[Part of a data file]
►

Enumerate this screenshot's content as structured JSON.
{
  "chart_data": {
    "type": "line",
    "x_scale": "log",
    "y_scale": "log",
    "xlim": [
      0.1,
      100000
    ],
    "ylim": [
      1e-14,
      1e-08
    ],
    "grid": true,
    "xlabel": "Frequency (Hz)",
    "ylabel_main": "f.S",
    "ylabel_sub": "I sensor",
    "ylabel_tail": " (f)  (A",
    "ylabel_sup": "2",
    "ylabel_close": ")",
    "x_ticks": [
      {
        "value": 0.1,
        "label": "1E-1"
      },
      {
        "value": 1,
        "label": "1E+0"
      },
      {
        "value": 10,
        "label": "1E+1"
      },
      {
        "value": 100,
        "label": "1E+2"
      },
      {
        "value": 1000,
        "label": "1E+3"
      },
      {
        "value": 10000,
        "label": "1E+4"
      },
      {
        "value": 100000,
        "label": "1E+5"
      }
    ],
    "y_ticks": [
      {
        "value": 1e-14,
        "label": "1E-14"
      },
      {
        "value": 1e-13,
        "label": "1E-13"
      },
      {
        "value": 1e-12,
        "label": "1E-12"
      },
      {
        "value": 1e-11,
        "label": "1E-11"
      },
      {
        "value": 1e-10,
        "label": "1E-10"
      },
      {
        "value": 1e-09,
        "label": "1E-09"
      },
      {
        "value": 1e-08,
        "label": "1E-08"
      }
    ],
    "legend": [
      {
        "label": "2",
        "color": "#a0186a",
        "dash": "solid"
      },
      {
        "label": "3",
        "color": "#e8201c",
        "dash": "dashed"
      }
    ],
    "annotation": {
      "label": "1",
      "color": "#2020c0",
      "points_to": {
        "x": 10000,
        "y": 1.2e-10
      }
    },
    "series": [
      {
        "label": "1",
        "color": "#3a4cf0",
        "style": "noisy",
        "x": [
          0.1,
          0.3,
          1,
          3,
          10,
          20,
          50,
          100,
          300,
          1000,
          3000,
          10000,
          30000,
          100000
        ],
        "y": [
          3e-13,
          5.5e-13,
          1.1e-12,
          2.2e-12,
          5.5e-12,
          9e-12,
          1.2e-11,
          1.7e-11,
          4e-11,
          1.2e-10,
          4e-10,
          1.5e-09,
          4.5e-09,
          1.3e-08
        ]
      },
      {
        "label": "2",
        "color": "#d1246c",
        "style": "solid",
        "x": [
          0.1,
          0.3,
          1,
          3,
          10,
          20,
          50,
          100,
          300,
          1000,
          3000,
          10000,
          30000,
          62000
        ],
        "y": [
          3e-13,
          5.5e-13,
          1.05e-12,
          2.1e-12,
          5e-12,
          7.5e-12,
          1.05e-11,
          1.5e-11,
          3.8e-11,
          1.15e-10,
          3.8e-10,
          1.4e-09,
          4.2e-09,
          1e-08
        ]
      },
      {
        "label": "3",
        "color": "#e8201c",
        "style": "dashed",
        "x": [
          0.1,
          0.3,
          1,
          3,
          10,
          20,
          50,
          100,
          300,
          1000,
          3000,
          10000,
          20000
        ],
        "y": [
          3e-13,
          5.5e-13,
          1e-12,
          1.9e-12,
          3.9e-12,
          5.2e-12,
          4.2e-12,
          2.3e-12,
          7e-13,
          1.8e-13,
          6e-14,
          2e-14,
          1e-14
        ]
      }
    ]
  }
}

◄

(Task objective) Your answer should be a single number: the count of lines containing the word "color".

(The solution) 6